## TO BE DONE
Pull every line containing "喜迎二十大" from the entries.
>> START
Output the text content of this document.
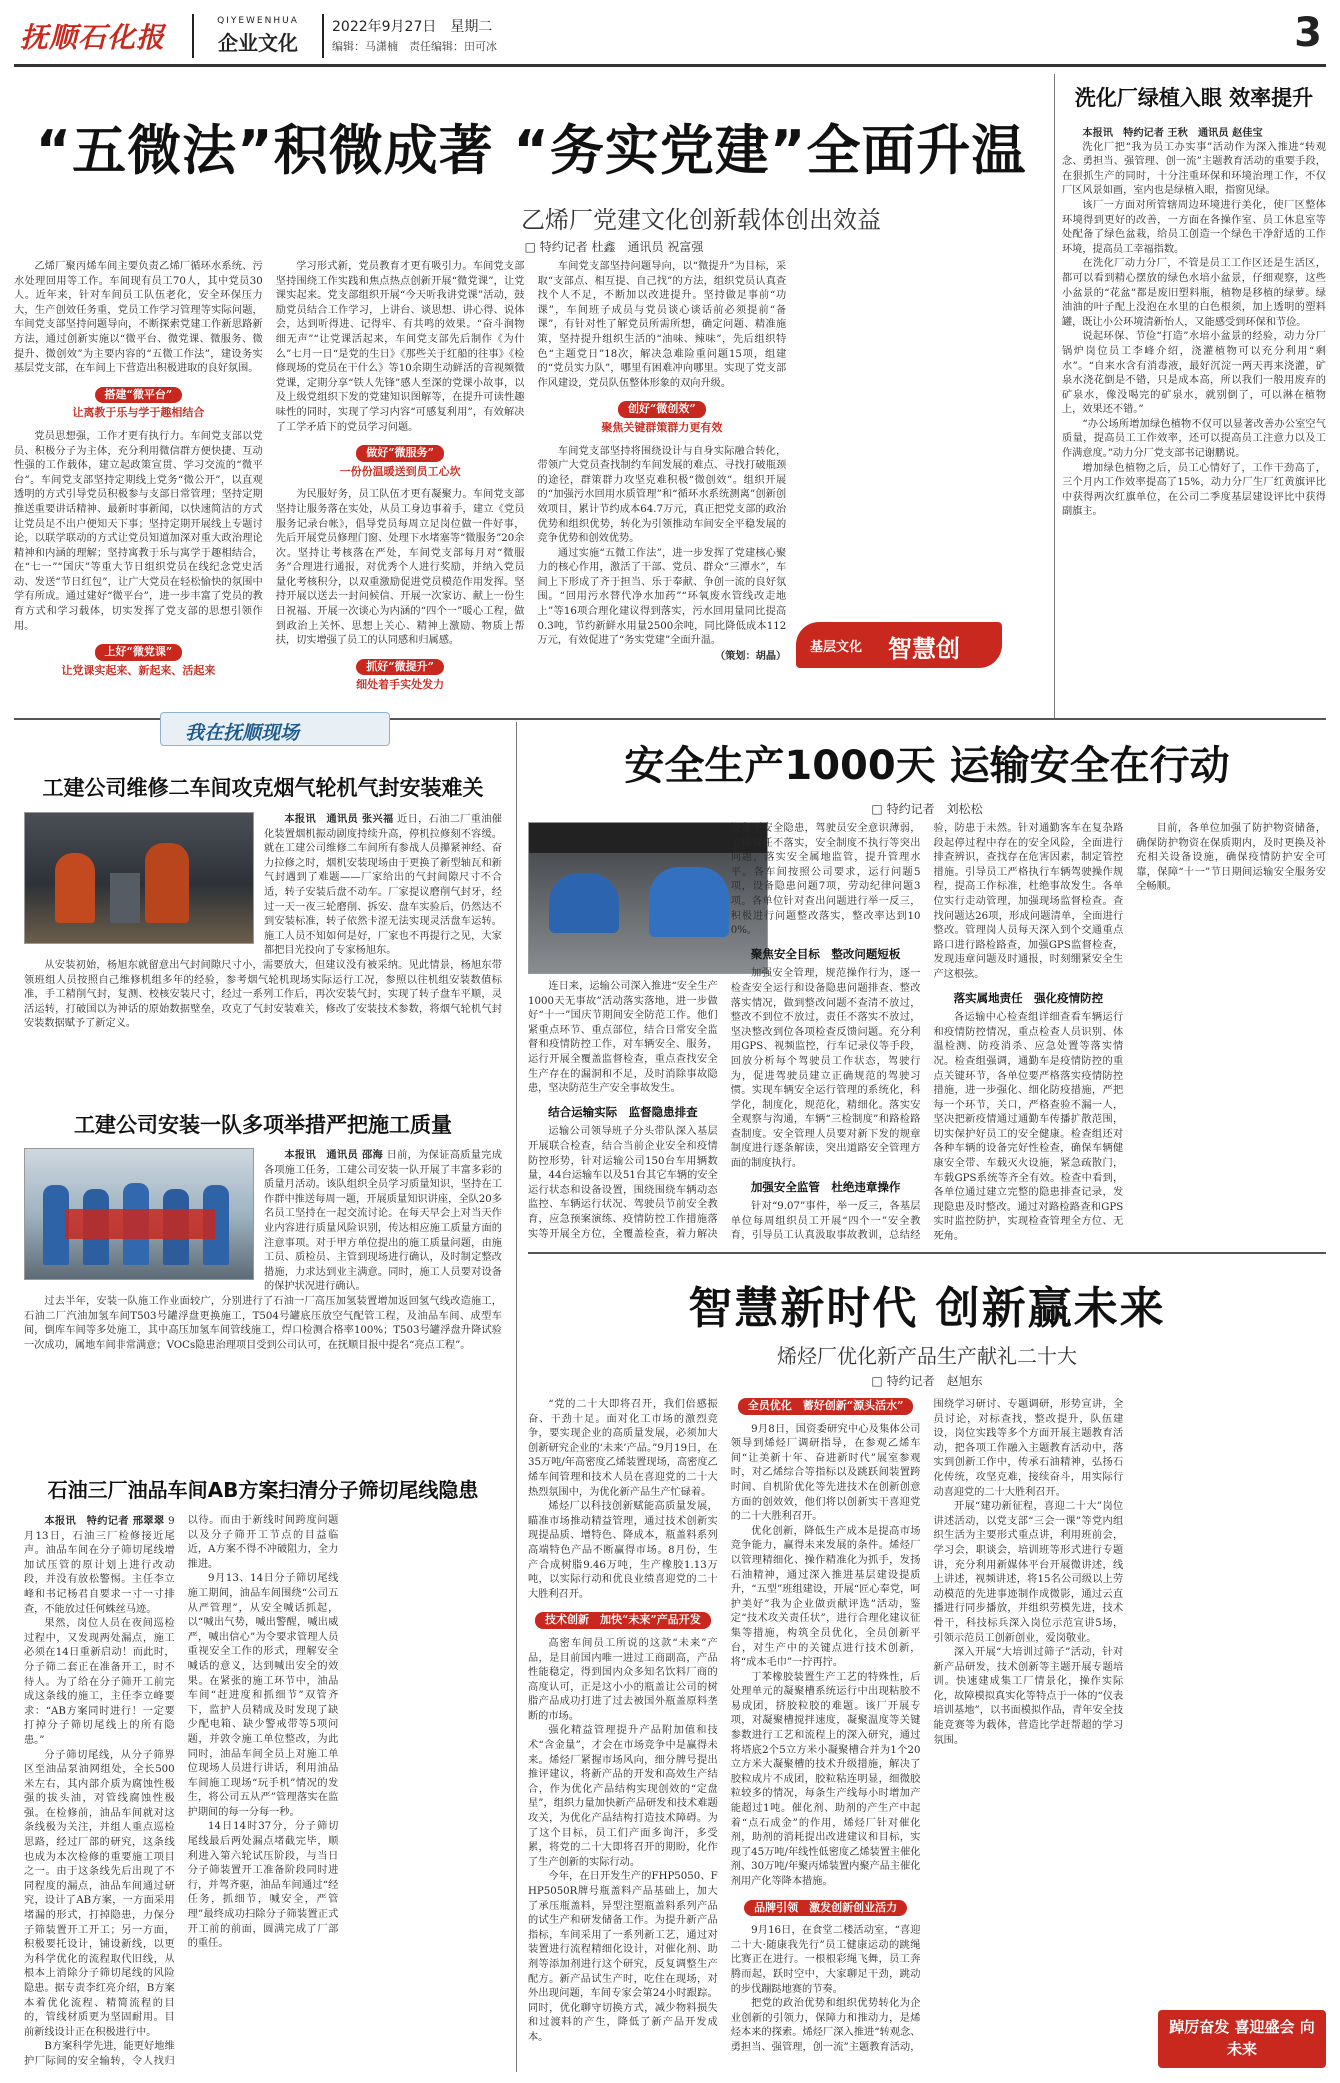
抚顺石化报	QIYEWENHUA
企业文化
2022年9月27日　星期二
编辑：马潇楠　责任编辑：田可冰	3
“五微法”积微成著 “务实党建”全面升温
乙烯厂党建文化创新载体创出效益
□ 特约记者 杜鑫　通讯员 祝富强

乙烯厂聚丙烯车间主要负责乙烯厂循环水系统、污水处理回用等工作。车间现有员工70人，其中党员30人。近年来，针对车间员工队伍老化，安全环保压力大，生产创效任务重，党员工作学习管理等实际问题，车间党支部坚持问题导向，不断探索党建工作新思路新方法，通过创新实施以“微平台、微党课、微服务、微提升、微创效”为主要内容的“五微工作法”，建设务实基层党支部，在车间上下营造出积极进取的良好氛围。

搭建“微平台”
让离教于乐与学于趣相结合

党员思想强，工作才更有执行力。车间党支部以党员、积极分子为主体，充分利用微信群方便快捷、互动性强的工作载体，建立起政策宣贯、学习交流的“微平台”。车间党支部坚持定期线上党务“微公开”，以直观透明的方式引导党员积极参与支部日常管理；坚持定期推送重要讲话精神、最新时事新闻，以快速简洁的方式让党员足不出户便知天下事；坚持定期开展线上专题讨论，以联学联动的方式让党员知道加深对重大政治理论精神和内涵的理解；坚持寓教于乐与寓学于趣相结合，在“七一”“国庆”等重大节日组织党员在线纪念党史活动、发送“节日红包”，让广大党员在轻松愉快的氛围中学有所成。通过建好“微平台”，进一步丰富了党员的教育方式和学习载体，切实发挥了党支部的思想引领作用。

上好“微党课”
让党课实起来、新起来、活起来

学习形式新，党员教育才更有吸引力。车间党支部坚持围绕工作实践和焦点热点创新开展“微党课”，让党课实起来。党支部组织开展“今天听我讲党课”活动，鼓励党员结合工作学习，上讲台、谈思想、讲心得、说体会，达到听得进、记得牢、有共鸣的效果。“奋斗润物细无声”“让党课活起来，车间党支部先后制作《为什么”七月一日“是党的生日》《那些关于红船的往事》《检修现场的党员在干什么》等10余期生动鲜活的音视频微党课，定期分享“铁人先锋”感人至深的党课小故事，以及上级党组织下发的党建知识图解等，在提升可读性趣味性的同时，实现了学习内容“可感复利用”，有效解决了工学矛盾下的党员学习问题。

做好“微服务”
一份份温暖送到员工心坎

为民服好务，员工队伍才更有凝聚力。车间党支部坚持让服务落在实处，从员工身边事着手，建立《党员服务记录台帐》，倡导党员每周立足岗位做一件好事，先后开展党员修理门窗、处理下水堵塞等“微服务”20余次。坚持让考核落在严处，车间党支部每月对“微服务”合理进行通报，对优秀个人进行奖励，并纳入党员量化考核积分，以双重激励促进党员模范作用发挥。坚持开展以送去一封问候信、开展一次家访、献上一份生日祝福、开展一次谈心为内涵的“四个一”暖心工程，做到政治上关怀、思想上关心、精神上激励、物质上帮扶，切实增强了员工的认同感和归属感。

抓好“微提升”
细处着手实处发力

车间党支部坚持问题导向，以“微提升”为目标，采取“支部点、相互提、自己找”的方法，组织党员认真查找个人不足，不断加以改进提升。坚持做足事前“功课”，车间班子成员与党员谈心谈话前必须提前“备课”，有针对性了解党员所需所想，确定问题、精准施策，坚持提升组织生活的“油味、辣味”，先后组织特色“主题党日”18次，解决急难险重问题15项，组建的“党员实力队”，哪里有困难冲向哪里。实现了党支部作风建设，党员队伍整体形象的双向升级。

创好“微创效”
聚焦关键群策群力更有效

车间党支部坚持将围绕设计与自身实际融合转化，带领广大党员查找制约车间发展的难点、寻找打破瓶颈的途径，群策群力攻坚克难积极“微创效”。组织开展的“加强污水回用水质管理”和“循环水系统测离”创新创效项目，累计节约成本64.7万元，真正把党支部的政治优势和组织优势，转化为引领推动车间安全平稳发展的竞争优势和创效优势。

通过实施“五微工作法”，进一步发挥了党建核心聚力的核心作用，激活了干部、党员、群众“三潭水”，车间上下形成了齐于担当、乐于奉献、争创一流的良好氛围。“回用污水替代净水加药”“环氧废水管线改走地上”等16项合理化建议得到落实，污水回用量同比提高0.3吨，节约新鲜水用量2500余吨，同比降低成本112万元，有效促进了“务实党建”全面升温。

（策划：胡晶）

洗化厂绿植入眼 效率提升

本报讯　特约记者 王秋　通讯员 赵佳宝

洗化厂把“我为员工办实事”活动作为深入推进“转观念、勇担当、强管理、创一流”主题教育活动的重要手段，在狠抓生产的同时，十分注重环保和环境治理工作，不仅厂区风景如画，室内也是绿植入眼，指窗见绿。

该厂一方面对所管辖周边环境进行美化，使厂区整体环境得到更好的改善，一方面在各操作室、员工休息室等处配备了绿色盆栽，给员工创造一个绿色干净舒适的工作环境，提高员工幸福指数。

在洗化厂动力分厂，不管是员工工作区还是生活区，都可以看到精心摆放的绿色水培小盆景，仔细观察，这些小盆景的“花盆”都是废旧塑料瓶，植物是移植的绿萝。绿油油的叶子配上没泡在水里的白色根须，加上透明的塑料罐，既让小公环境清新怡人，又能感受到环保和节俭。

说起环保、节俭“打造”水培小盆景的经验，动力分厂锅炉岗位员工李峰介绍，浇灌植物可以充分利用“剩水”。“自来水含有消毒液，最好沉淀一两天再来浇灌，矿泉水浇花倒是不错，只是成本高，所以我们一般用废弃的矿泉水，像没喝完的矿泉水，就别倒了，可以淋在植物上，效果还不错。”

“办公场所增加绿色植物不仅可以显著改善办公室空气质量，提高员工工作效率，还可以提高员工注意力以及工作满意度。”动力分厂党支部书记谢鹏说。

增加绿色植物之后，员工心情好了，工作干劲高了，三个月内工作效率提高了15%，动力分厂生厂红黄旗评比中获得两次红旗单位，在公司二季度基层建设评比中获得副旗主。

基层文化 智慧创
我在抚顺现场
工建公司维修二车间攻克烟气轮机气封安装难关

本报讯　通讯员 张兴福 近日，石油二厂重油催化装置烟机振动剧度持续升高，停机拉修刻不容缓。就在工建公司维修二车间所有参战人员攥紧神经、奋力拉修之时，烟机安装现场由于更换了新型轴瓦和新气封遇到了难题——厂家给出的气封间隙尺寸不合适，转子安装后盘不动车。厂家提议磨削气封牙，经过一天一夜三轮磨削、拆安、盘车实验后，仍然达不到安装标准，转子依然卡涩无法实现灵活盘车运转。施工人员不知如何是好，厂家也不再提行之见，大家都把目光投向了专家杨旭东。

从安装初始，杨旭东就留意出气封间隙尺寸小，需要放大，但建议没有被采纳。见此情景，杨旭东带领班组人员按照自己维修机组多年的经验，参考烟气轮机现场实际运行工况，参照以往机组安装数值标准，手工精削气封，复测、校核安装尺寸，经过一系列工作后，再次安装气封，实现了转子盘车平顺，灵活运转，打破国以为神话的原始数据壁垒，攻克了气封安装难关，修改了安装技术参数，将烟气轮机气封安装数据赋予了新定义。

工建公司安装一队多项举措严把施工质量

本报讯　通讯员 邵海 日前，为保证高质量完成各项施工任务，工建公司安装一队开展了丰富多彩的质量月活动。该队组织全员学习质量知识，坚持在工作群中推送每周一题，开展质量知识讲座，全队20多名员工坚持在一起交流讨论。在每天早会上对当天作业内容进行质量风险识别，传达相应施工质量方面的注意事项。对于甲方单位提出的施工质量问题，由施工员、质检员、主管到现场进行确认，及时制定整改措施，力求达到业主满意。同时，施工人员要对设备的保护状况进行确认。

过去半年，安装一队施工作业面较广，分别进行了石油一厂高压加氢装置增加返回氢气线改造施工，石油二厂汽油加氢车间T503号罐浮盘更换施工，T504号罐底压放空气配管工程，及油品车间、成型车间，倒库车间等多处施工，其中高压加氢车间管线施工，焊口检测合格率100%；T503号罐浮盘升降试验一次成功，属地车间非常满意；VOCs隐患治理项目受到公司认可，在抚顺目报中提名“亮点工程”。

石油三厂油品车间AB方案扫清分子筛切尾线隐患

本报讯　特约记者 邢翠翠 9月13日，石油三厂检修接近尾声。油品车间在分子筛切尾线增加试压管的原计划上进行改动段，并没有放松警惕。主任李立峰和书记杨君自要求一寸一寸排查，不能放过任何蛛丝马迹。

果然，岗位人员在夜间巡检过程中，又发现两处漏点，施工必须在14日重新启动！而此时，分子筛二套正在准备开工，时不待人。为了给在分子筛开工前完成这条线的施工，主任李立峰要求：“AB方案同时进行！一定要打掉分子筛切尾线上的所有隐患。”

分子筛切尾线，从分子筛界区至油品泵油网组处，全长500米左右，其内部介质为腐蚀性极强的拔头油，对管线腐蚀性极强。在检修前，油品车间就对这条线极为关注，并组人重点巡检思路，经过厂部的研究，这条线也成为本次检修的重要施工项目之一。由于这条线先后出现了不同程度的漏点，油品车间通过研究，设计了AB方案，一方面采用堵漏的形式，打掉隐患，力保分子筛装置开工开工；另一方面，积极要托设计，铺设新线，以更为科学优化的流程取代旧线，从根本上消除分子筛切尾线的风险隐患。据专责李红亮介绍，B方案本着优化流程、精简流程的目的，管线材质更为坚固耐用。目前新线设计正在积极进行中。

B方案科学先进，能更好地维护厂际间的安全输转，令人找归以待。而由于新线时间跨度问题以及分子筛开工节点的目益临近，A方案不得不冲破阻力，全力推进。

9月13、14日分子筛切尾线施工期间，油品车间围绕“公司五从严管理”，从安全喊话抓起，以“喊出气势，喊出警醒，喊出威严，喊出信心”为令要求管理人员重视安全工作的形式，理解安全喊话的意义，达到喊出安全的效果。在紧张的施工环节中，油品车间“赶进度和抓细节”双管齐下，监护人员精成及时发现了缺少配电箱、缺少警戒带等5项问题，并敦令施工单位整改，为此同时，油品车间全员上对施工单位现场人员进行讲话，利用油品车间施工现场“玩手机”情况的发生，将公司五从严”管理落实在监护期间的每一分每一秒。

14日14时37分，分子筛切尾线最后两处漏点堵截完毕，顺利进入第六轮试压阶段，与当日分子筛装置开工准备阶段同时进行，并驾齐驱，油品车间通过“经任务，抓细节，喊安全，严管理”最终成功扫除分子筛装置正式开工前的前面，圆满完成了厂部的重任。

安全生产1000天 运输安全在行动
□ 特约记者　刘松松

连日来，运输公司深入推进“安全生产1000天无事故”活动落实落地，进一步做好“十一”国庆节期间安全防范工作。他们紧重点环节、重点部位，结合日常安全监督和疫情防控工作，对车辆安全、服务，运行开展全覆盖监督检查，重点查找安全生产存在的漏洞和不足，及时消除事故隐患，坚决防范生产安全事故发生。

结合运输实际　监督隐患排查

运输公司领导班子分头带队深入基层开展联合检查，结合当前企业安全和疫情防控形势，针对运输公司150台车用辆数量，44台运输车以及51台其它车辆的安全运行状态和设备设置，围绕围绕车辆动态监控、车辆运行状况、驾驶员节前安全教育，应急预案演练、疫情防控工作措施落实等开展全方位，全覆盖检查，着力解决设备不安全隐患，驾驶员安全意识薄弱，主体责任不落实，安全制度不执行等突出问题，落实安全属地监管，提升管理水平。各车间按照公司要求，运行问题5项，设备隐患问题7项，劳动纪律问题3项。各单位针对查出问题进行举一反三，积极进行问题整改落实，整改率达到100%。

聚焦安全目标　整改问题短板

加强安全管理，规范操作行为，逐一检查安全运行和设备隐患问题排查、整改落实情况，做到整改问题不查清不放过，整改不到位不放过，责任不落实不放过，坚决整改到位各项检查反馈问题。充分利用GPS、视频监控，行车记录仪等手段，回放分析每个驾驶员工作状态，驾驶行为，促进驾驶员建立正确规范的驾驶习惯。实现车辆安全运行管理的系统化，科学化，制度化，规范化，精细化。落实安全观察与沟通，车辆“三检制度”和路检路查制度。安全管理人员要对新下发的规章制度进行逐条解读，突出道路安全管理方面的制度执行。

加强安全监管　杜绝违章操作

针对“9.07”事件，举一反三，各基层单位每周组织员工开展“四个一”安全教育，引导员工认真汲取事故教训，总结经验，防患于未然。针对通勤客车在复杂路段起停过程中存在的安全风险，全面进行排查辨识，查找存在危害因素，制定管控措施。引导员工严格执行车辆驾驶操作规程，提高工作标准，杜绝事故发生。各单位实行走动管理，加强现场监督检查。查找问题达26项，形成问题清单，全面进行整改。管理岗人员每天深入到个交通重点路口进行路检路查，加强GPS监督检查，发现违章问题及时通报，时刻绷紧安全生产这根弦。

落实属地责任　强化疫情防控

各运输中心检查组详细查看车辆运行和疫情防控情况，重点检查人员识别、体温检测、防疫消杀、应急处置等落实情况。检查组强调，通勤车是疫情防控的重点关键环节，各单位要严格落实疫情防控措施，进一步强化、细化防疫措施，严把每一个环节，关口，严格查验不漏一人，坚决把新疫情通过通勤车传播扩散范围，切实保护好员工的安全健康。检查组还对各种车辆的设备完好性检查，确保车辆健康安全带、车载灭火设施，紧急疏散门，车载GPS系统等齐全有效。检查中看到，各单位通过建立完整的隐患排查记录，发现隐患及时整改。通过对路检路查和GPS实时监控防护，实现检查管理全方位、无死角。

目前，各单位加强了防护物资储备，确保防护物资在保质期内，及时更换及补充相关设备设施，确保疫情防护安全可靠，保障“十一”节日期间运输安全服务安全畅顺。

智慧新时代 创新赢未来
烯烃厂优化新产品生产献礼二十大
□ 特约记者　赵旭东

“党的二十大即将召开，我们倍感振奋、干劲十足。面对化工市场的激烈竞争，要实现企业的高质量发展，必须加大创新研究企业的‘未来’产品。”9月19日，在35万吨/年高密度乙烯装置现场，高密度乙烯车间管理和技术人员在喜迎党的二十大热烈氛围中，为优化新产品生产忙碌着。

烯烃厂以科技创新赋能高质量发展，瞄准市场推动精益管理，通过技术创新实现提品质、增特色、降成本，瓶盖料系列高端特色产品不断赢得市场。8月份，生产合成树脂9.46万吨，生产橡胶1.13万吨，以实际行动和优良业绩喜迎党的二十大胜利召开。

技术创新　加快“未来”产品开发

高密车间员工所说的这款“未来”产品，是目前国内唯一进过工商副高，产品性能稳定，得到国内众多知名饮料厂商的高度认可，正是这小小的瓶盖让公司的树脂产品成功打进了过去被国外瓶盖原料垄断的市场。

强化精益管理提升产品附加值和技术“含金量”，才会在市场竞争中是赢得未来。烯烃厂紧握市场风向，细分牌号提出推评建议，将新产品的开发和高效生产结合，作为优化产品结构实现创效的“定盘星”，组织力量加快新产品研发和技术难题攻关，为优化产品结构打造技术障碍。为了这个目标，员工们产面多询汗，多受累，将党的二十大即将召开的期盼，化作了生产创新的实际行动。

今年，在日开发生产的FHP5050、FHP5050R牌号瓶盖料产品基础上，加大了承压瓶盖料，异型注塑瓶盖料系列产品的试生产和研发储备工作。为提升新产品指标，车间采用了一系列新工艺，通过对装置进行流程精细化设计，对催化剂、助剂等添加剂进行这个研究，反复调整生产配方。新产品试生产时，吃住在现场，对外出现问题，车间专家会第24小时跟踪。同时，优化聊守切换方式，减少物料损失和过渡料的产生，降低了新产品开发成本。

全员优化　蓄好创新“源头活水”

9月8日，国资委研究中心及集体公司领导到烯烃厂调研指导，在参观乙烯车间“让美新十年、奋进新时代”展室参观时，对乙烯综合等指标以及跳跃间装置跨时间、自机阶优化等先进技术在创新创意方面的创效效，他们将以创新实干喜迎党的二十大胜利召开。

优化创新，降低生产成本是提高市场竞争能力，赢得未来发展的条件。烯烃厂以管理精细化、操作精准化为抓手，发扬石油精神，通过深入推进基层建设提质升，“五型”班组建设，开展“匠心奉党，呵护美好”我为企业做贡献评选”活动，鉴定“技术攻关责任状”，进行合理化建议征集等措施，构筑全员优化，全员创新平台，对生产中的关键点进行技术创新，将“成本毛巾”一拧再拧。

丁苯橡胶装置生产工艺的特殊性，后处理单元的凝聚槽系统运行中出现粘胶不易成团，挤胶粒胶的难题。该厂开展专项，对凝聚槽搅拌速度，凝聚温度等关键参数进行工艺和流程上的深入研究，通过将塔底2个5立方米小凝聚槽合并为1个20立方米大凝聚槽的技术升级措施，解决了胶粒成片不成团，胶粒粘连明显，细微胶粒较多的情况，每条生产线每小时增加产能超过1吨。催化剂、助剂的产生产中起着“点石成金”的作用，烯烃厂针对催化剂，助剂的消耗提出改进建议和目标，实现了45万吨/年线性低密度乙烯装置主催化剂、30万吨/年聚丙烯装置内聚产品主催化剂用产化等降本措施。

品牌引领　激发创新创业活力

9月16日，在食堂二楼活动室，“喜迎二十大·随康我先行”员工健康运动的跳绳比赛正在进行。一根根彩绳飞舞，员工奔腾而起，跃时空中，大家聊足干劲，跳动的步伐蹦跶地赛的节奏。

把党的政治优势和组织优势转化为企业创新的引领力，保障力和推动力，是烯烃本来的探索。烯烃厂深入推进“转观念、勇担当、强管理，创一流”主题教育活动，围绕学习研讨、专题调研，形势宣讲，全员讨论，对标查找，整改提升，队伍建设，岗位实践等多个方面开展主题教育活动，把各项工作融入主题教育活动中，落实到创新工作中，传承石油精神，弘扬石化传统，攻坚克难，接续奋斗，用实际行动喜迎党的二十大胜利召开。

开展“建功新征程，喜迎二十大”岗位讲述活动，以党支部“三会一课”等党内组织生活为主要形式重点讲，利用班前会，学习会，职谈会，培训班等形式进行专题讲，充分利用新媒体平台开展微讲述，线上讲述，视频讲述，将15名公司级以上劳动模范的先进事迹制作成微影，通过云直播进行同步播放，并组织劳模先进，技术骨干，科技标兵深入岗位示范宣讲5场，引领示范员工创新创业，爱岗敬业。

深入开展“大培训过筛子”活动，针对新产品研发，技术创新等主题开展专题培训。快速建成集工厂情景化，操作实际化，故障模拟真实化等特点于一体的“仪表培训基地”，以书面模拟作品，青年安全技能竞赛等为载体，营造比学赶帮超的学习氛围。

踔厉奋发 喜迎盛会 向未来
>> END
## ANSWER TO THIS PROBLEM
9月16日，在食堂二楼活动室，“喜迎二十大·随康我先行”员工健康运动的跳绳比赛正在进行。一根根彩绳飞舞，员工奔腾而起，跃时空中，大家聊足干劲，跳动的步伐蹦跶地赛的节奏。
开展“建功新征程，喜迎二十大”岗位讲述活动，以党支部“三会一课”等党内组织生活为主要形式重点讲，利用班前会，学习会，职谈会，培训班等形式进行专题讲，充分利用新媒体平台开展微讲述，线上讲述，视频讲述，将15名公司级以上劳动模范的先进事迹制作成微影，通过云直播进行同步播放，并组织劳模先进，技术骨干，科技标兵深入岗位示范宣讲5场，引领示范员工创新创业，爱岗敬业。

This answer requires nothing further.